◆ **SHORT EXERCISE**
Go through the records below line by line, counting those that contain the word "text"; answer with the count only.

--- START OF DATA IN THIS EXERCISE ---

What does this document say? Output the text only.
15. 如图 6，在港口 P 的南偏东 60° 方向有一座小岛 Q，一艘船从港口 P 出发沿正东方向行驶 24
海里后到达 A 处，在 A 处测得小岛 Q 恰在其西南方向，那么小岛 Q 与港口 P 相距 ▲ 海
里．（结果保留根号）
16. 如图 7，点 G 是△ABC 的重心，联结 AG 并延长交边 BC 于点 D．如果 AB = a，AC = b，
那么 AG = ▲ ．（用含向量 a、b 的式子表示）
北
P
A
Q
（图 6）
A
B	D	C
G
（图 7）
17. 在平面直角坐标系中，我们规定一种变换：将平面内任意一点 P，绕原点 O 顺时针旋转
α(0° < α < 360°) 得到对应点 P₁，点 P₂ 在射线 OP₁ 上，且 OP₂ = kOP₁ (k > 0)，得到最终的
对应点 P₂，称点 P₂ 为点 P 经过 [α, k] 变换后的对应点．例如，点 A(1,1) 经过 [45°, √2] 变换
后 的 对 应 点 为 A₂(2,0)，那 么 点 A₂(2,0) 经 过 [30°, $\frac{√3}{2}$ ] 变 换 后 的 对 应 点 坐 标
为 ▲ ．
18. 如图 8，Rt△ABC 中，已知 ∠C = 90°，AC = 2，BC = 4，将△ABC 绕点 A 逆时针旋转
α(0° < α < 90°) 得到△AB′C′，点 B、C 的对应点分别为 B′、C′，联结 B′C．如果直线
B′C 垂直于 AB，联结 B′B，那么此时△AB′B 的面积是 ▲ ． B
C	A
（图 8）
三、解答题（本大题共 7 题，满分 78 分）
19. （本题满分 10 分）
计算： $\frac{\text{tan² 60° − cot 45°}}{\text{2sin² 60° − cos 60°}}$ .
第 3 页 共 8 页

--- END OF DATA IN THIS EXERCISE ---
--- START OF DATA IN THIS EXERCISE ---

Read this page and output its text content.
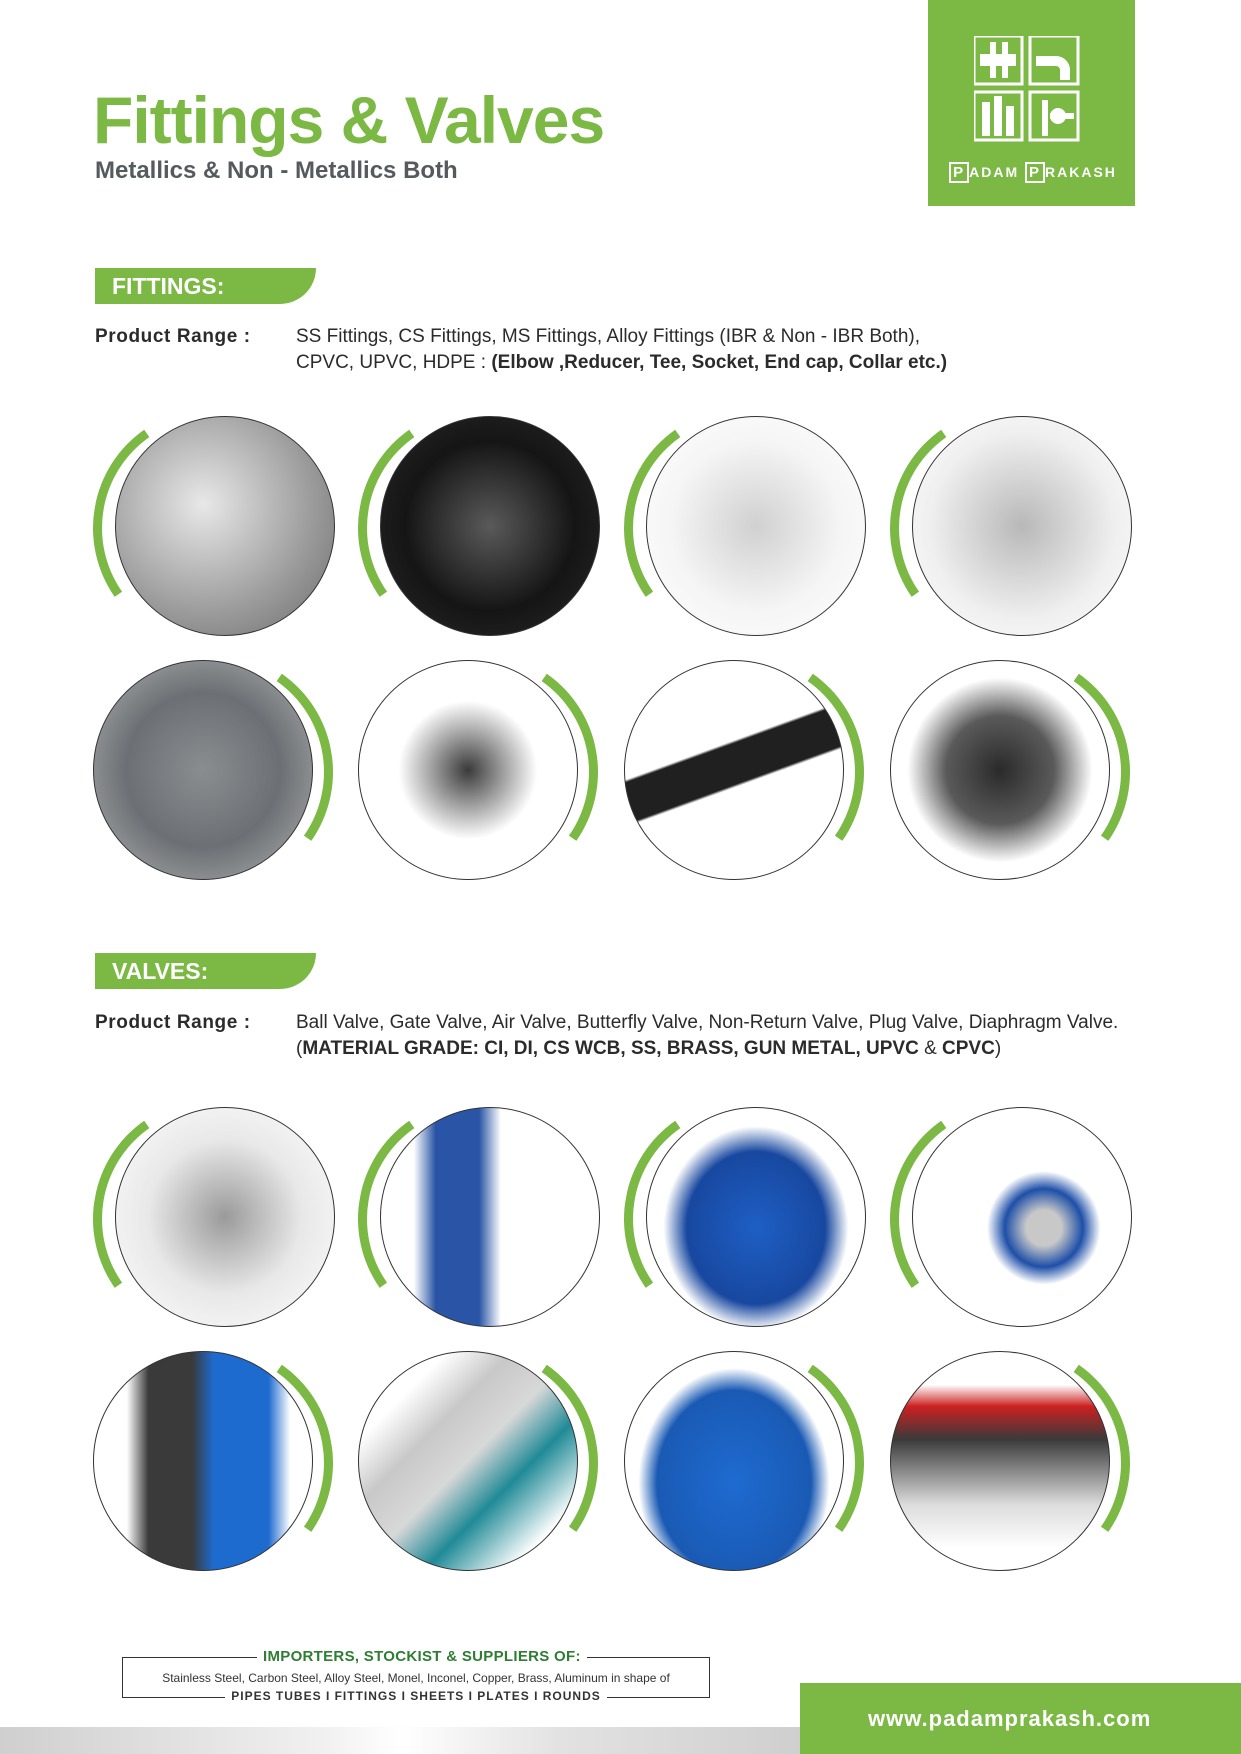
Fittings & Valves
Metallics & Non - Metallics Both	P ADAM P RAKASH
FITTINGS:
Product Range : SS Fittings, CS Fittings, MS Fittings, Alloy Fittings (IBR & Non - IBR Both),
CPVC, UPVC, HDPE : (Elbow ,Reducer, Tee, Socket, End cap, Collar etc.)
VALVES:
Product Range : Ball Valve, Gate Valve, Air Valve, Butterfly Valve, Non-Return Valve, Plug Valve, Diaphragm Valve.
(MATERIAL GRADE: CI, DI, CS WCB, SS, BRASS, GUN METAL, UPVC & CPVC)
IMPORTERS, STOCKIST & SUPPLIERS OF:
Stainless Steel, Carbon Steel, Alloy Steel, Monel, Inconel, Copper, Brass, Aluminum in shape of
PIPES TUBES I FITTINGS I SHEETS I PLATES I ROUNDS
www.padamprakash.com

--- END OF DATA IN THIS EXERCISE ---

◆ **FULL SOLUTION**
3